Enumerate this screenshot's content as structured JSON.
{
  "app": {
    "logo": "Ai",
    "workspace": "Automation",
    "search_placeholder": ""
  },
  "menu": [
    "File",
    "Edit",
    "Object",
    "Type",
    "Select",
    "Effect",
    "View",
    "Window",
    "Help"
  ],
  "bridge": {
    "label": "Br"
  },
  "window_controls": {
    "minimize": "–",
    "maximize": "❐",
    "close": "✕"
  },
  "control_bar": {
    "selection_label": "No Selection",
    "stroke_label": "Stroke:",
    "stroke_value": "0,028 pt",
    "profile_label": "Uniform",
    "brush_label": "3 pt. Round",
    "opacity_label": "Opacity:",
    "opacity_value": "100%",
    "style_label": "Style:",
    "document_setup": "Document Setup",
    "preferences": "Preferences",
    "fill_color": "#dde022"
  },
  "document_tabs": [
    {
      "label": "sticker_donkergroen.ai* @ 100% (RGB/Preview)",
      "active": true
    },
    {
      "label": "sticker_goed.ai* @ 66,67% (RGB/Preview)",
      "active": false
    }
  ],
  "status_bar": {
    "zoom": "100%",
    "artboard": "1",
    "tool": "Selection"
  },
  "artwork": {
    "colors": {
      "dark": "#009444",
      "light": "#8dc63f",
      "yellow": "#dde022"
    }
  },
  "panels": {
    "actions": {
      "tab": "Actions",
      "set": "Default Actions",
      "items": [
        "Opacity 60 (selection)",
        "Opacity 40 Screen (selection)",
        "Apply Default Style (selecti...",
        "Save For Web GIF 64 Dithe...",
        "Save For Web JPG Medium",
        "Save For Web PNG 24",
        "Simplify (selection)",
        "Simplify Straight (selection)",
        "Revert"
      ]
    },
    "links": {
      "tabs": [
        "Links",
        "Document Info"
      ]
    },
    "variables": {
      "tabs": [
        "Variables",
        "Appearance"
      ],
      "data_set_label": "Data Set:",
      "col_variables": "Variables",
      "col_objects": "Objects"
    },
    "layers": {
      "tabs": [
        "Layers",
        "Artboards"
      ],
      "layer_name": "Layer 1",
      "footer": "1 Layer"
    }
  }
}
■ ■ ■
● Objective
Write out each line of the data that holds the string "Save".

● Solution
        "Save For Web GIF 64 Dithe...",
        "Save For Web JPG Medium",
        "Save For Web PNG 24",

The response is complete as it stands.